How to complete this task: Give every line below again, exactly as it appears.
──────── Data records
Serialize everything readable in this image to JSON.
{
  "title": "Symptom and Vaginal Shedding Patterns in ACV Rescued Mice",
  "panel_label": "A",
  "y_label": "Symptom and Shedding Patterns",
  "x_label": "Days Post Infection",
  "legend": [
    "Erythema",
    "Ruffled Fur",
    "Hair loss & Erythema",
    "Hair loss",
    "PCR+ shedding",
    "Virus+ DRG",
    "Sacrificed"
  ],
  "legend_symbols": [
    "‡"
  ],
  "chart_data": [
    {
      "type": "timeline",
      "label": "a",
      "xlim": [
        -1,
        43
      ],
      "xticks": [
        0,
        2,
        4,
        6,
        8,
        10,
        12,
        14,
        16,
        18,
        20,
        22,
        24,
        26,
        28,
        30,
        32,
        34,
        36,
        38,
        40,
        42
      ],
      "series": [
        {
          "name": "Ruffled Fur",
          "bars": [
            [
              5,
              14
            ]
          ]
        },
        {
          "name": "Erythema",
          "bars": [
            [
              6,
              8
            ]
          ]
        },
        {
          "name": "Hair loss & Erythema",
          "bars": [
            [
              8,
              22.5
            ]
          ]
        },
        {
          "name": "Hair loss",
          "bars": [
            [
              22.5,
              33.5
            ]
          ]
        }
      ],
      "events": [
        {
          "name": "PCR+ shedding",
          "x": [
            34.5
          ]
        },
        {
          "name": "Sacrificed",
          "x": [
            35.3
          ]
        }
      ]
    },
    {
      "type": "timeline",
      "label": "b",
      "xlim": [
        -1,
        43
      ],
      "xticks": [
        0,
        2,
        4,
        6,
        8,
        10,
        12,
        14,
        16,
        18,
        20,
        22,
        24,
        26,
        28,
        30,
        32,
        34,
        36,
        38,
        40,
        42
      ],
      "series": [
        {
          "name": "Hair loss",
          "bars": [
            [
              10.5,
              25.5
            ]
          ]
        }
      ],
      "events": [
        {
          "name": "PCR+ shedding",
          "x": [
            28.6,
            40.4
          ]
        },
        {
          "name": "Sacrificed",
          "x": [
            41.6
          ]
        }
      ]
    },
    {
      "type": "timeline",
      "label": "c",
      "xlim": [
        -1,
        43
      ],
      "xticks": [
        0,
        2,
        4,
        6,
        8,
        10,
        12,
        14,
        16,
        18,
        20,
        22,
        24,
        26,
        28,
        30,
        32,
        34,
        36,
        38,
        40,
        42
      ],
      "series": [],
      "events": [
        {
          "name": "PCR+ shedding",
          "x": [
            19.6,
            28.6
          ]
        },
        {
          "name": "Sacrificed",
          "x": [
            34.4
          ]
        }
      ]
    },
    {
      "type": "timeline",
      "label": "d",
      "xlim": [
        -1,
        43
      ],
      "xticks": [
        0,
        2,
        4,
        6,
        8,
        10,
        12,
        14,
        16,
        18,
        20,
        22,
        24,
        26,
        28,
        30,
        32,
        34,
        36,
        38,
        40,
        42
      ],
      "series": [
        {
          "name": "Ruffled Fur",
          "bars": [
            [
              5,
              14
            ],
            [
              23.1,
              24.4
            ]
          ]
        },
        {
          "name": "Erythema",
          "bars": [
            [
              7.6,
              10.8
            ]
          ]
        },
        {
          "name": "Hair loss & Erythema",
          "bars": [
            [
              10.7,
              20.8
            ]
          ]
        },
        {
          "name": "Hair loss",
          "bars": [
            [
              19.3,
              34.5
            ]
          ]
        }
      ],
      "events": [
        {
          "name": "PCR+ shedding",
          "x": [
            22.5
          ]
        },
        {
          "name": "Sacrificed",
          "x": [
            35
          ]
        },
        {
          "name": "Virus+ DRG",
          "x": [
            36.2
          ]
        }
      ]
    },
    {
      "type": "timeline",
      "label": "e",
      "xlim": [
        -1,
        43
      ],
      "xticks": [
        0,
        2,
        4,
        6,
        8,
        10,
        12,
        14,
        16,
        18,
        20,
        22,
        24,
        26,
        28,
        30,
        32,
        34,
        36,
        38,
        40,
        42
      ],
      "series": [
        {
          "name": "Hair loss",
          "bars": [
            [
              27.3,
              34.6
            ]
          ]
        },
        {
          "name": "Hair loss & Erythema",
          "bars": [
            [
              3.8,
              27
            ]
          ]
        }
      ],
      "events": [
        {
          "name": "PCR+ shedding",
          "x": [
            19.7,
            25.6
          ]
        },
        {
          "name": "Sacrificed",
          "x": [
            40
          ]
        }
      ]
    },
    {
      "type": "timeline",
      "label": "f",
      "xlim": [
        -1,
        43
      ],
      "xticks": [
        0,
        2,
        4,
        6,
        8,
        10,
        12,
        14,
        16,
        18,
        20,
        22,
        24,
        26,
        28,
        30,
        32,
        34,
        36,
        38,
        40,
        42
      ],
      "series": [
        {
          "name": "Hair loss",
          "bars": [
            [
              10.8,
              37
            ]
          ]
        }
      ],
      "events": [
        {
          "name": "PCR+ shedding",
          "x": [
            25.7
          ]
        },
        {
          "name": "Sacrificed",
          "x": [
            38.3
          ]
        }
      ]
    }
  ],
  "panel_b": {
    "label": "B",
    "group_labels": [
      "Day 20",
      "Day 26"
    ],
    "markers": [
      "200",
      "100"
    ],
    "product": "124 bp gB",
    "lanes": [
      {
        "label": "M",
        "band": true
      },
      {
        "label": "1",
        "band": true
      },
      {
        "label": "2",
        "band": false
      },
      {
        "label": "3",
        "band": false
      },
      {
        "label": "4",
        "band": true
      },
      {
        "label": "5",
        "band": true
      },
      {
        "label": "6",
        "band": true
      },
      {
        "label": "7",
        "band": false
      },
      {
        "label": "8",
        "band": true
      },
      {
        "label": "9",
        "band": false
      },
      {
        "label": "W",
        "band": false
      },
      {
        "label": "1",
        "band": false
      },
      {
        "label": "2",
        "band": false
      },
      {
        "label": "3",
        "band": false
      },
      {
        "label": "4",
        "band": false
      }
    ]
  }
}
────────────────
Result:
Serialize everything readable in this image to JSON.
{
  "title": "Symptom and Vaginal Shedding Patterns in ACV Rescued Mice",
  "panel_label": "A",
  "y_label": "Symptom and Shedding Patterns",
  "x_label": "Days Post Infection",
  "legend": [
    "Erythema",
    "Ruffled Fur",
    "Hair loss & Erythema",
    "Hair loss",
    "PCR+ shedding",
    "Virus+ DRG",
    "Sacrificed"
  ],
  "legend_symbols": [
    "‡"
  ],
  "chart_data": [
    {
      "type": "timeline",
      "label": "a",
      "xlim": [
        -1,
        43
      ],
      "xticks": [
        0,
        2,
        4,
        6,
        8,
        10,
        12,
        14,
        16,
        18,
        20,
        22,
        24,
        26,
        28,
        30,
        32,
        34,
        36,
        38,
        40,
        42
      ],
      "series": [
        {
          "name": "Ruffled Fur",
          "bars": [
            [
              5,
              14
            ]
          ]
        },
        {
          "name": "Erythema",
          "bars": [
            [
              6,
              8
            ]
          ]
        },
        {
          "name": "Hair loss & Erythema",
          "bars": [
            [
              8,
              22.5
            ]
          ]
        },
        {
          "name": "Hair loss",
          "bars": [
            [
              22.5,
              33.5
            ]
          ]
        }
      ],
      "events": [
        {
          "name": "PCR+ shedding",
          "x": [
            34.5
          ]
        },
        {
          "name": "Sacrificed",
          "x": [
            35.3
          ]
        }
      ]
    },
    {
      "type": "timeline",
      "label": "b",
      "xlim": [
        -1,
        43
      ],
      "xticks": [
        0,
        2,
        4,
        6,
        8,
        10,
        12,
        14,
        16,
        18,
        20,
        22,
        24,
        26,
        28,
        30,
        32,
        34,
        36,
        38,
        40,
        42
      ],
      "series": [
        {
          "name": "Hair loss",
          "bars": [
            [
              10.5,
              25.5
            ]
          ]
        }
      ],
      "events": [
        {
          "name": "PCR+ shedding",
          "x": [
            28.6,
            40.4
          ]
        },
        {
          "name": "Sacrificed",
          "x": [
            41.6
          ]
        }
      ]
    },
    {
      "type": "timeline",
      "label": "c",
      "xlim": [
        -1,
        43
      ],
      "xticks": [
        0,
        2,
        4,
        6,
        8,
        10,
        12,
        14,
        16,
        18,
        20,
        22,
        24,
        26,
        28,
        30,
        32,
        34,
        36,
        38,
        40,
        42
      ],
      "series": [],
      "events": [
        {
          "name": "PCR+ shedding",
          "x": [
            19.6,
            28.6
          ]
        },
        {
          "name": "Sacrificed",
          "x": [
            34.4
          ]
        }
      ]
    },
    {
      "type": "timeline",
      "label": "d",
      "xlim": [
        -1,
        43
      ],
      "xticks": [
        0,
        2,
        4,
        6,
        8,
        10,
        12,
        14,
        16,
        18,
        20,
        22,
        24,
        26,
        28,
        30,
        32,
        34,
        36,
        38,
        40,
        42
      ],
      "series": [
        {
          "name": "Ruffled Fur",
          "bars": [
            [
              5,
              14
            ],
            [
              23.1,
              24.4
            ]
          ]
        },
        {
          "name": "Erythema",
          "bars": [
            [
              7.6,
              10.8
            ]
          ]
        },
        {
          "name": "Hair loss & Erythema",
          "bars": [
            [
              10.7,
              20.8
            ]
          ]
        },
        {
          "name": "Hair loss",
          "bars": [
            [
              19.3,
              34.5
            ]
          ]
        }
      ],
      "events": [
        {
          "name": "PCR+ shedding",
          "x": [
            22.5
          ]
        },
        {
          "name": "Sacrificed",
          "x": [
            35
          ]
        },
        {
          "name": "Virus+ DRG",
          "x": [
            36.2
          ]
        }
      ]
    },
    {
      "type": "timeline",
      "label": "e",
      "xlim": [
        -1,
        43
      ],
      "xticks": [
        0,
        2,
        4,
        6,
        8,
        10,
        12,
        14,
        16,
        18,
        20,
        22,
        24,
        26,
        28,
        30,
        32,
        34,
        36,
        38,
        40,
        42
      ],
      "series": [
        {
          "name": "Hair loss",
          "bars": [
            [
              27.3,
              34.6
            ]
          ]
        },
        {
          "name": "Hair loss & Erythema",
          "bars": [
            [
              3.8,
              27
            ]
          ]
        }
      ],
      "events": [
        {
          "name": "PCR+ shedding",
          "x": [
            19.7,
            25.6
          ]
        },
        {
          "name": "Sacrificed",
          "x": [
            40
          ]
        }
      ]
    },
    {
      "type": "timeline",
      "label": "f",
      "xlim": [
        -1,
        43
      ],
      "xticks": [
        0,
        2,
        4,
        6,
        8,
        10,
        12,
        14,
        16,
        18,
        20,
        22,
        24,
        26,
        28,
        30,
        32,
        34,
        36,
        38,
        40,
        42
      ],
      "series": [
        {
          "name": "Hair loss",
          "bars": [
            [
              10.8,
              37
            ]
          ]
        }
      ],
      "events": [
        {
          "name": "PCR+ shedding",
          "x": [
            25.7
          ]
        },
        {
          "name": "Sacrificed",
          "x": [
            38.3
          ]
        }
      ]
    }
  ],
  "panel_b": {
    "label": "B",
    "group_labels": [
      "Day 20",
      "Day 26"
    ],
    "markers": [
      "200",
      "100"
    ],
    "product": "124 bp gB",
    "lanes": [
      {
        "label": "M",
        "band": true
      },
      {
        "label": "1",
        "band": true
      },
      {
        "label": "2",
        "band": false
      },
      {
        "label": "3",
        "band": false
      },
      {
        "label": "4",
        "band": true
      },
      {
        "label": "5",
        "band": true
      },
      {
        "label": "6",
        "band": true
      },
      {
        "label": "7",
        "band": false
      },
      {
        "label": "8",
        "band": true
      },
      {
        "label": "9",
        "band": false
      },
      {
        "label": "W",
        "band": false
      },
      {
        "label": "1",
        "band": false
      },
      {
        "label": "2",
        "band": false
      },
      {
        "label": "3",
        "band": false
      },
      {
        "label": "4",
        "band": false
      }
    ]
  }
}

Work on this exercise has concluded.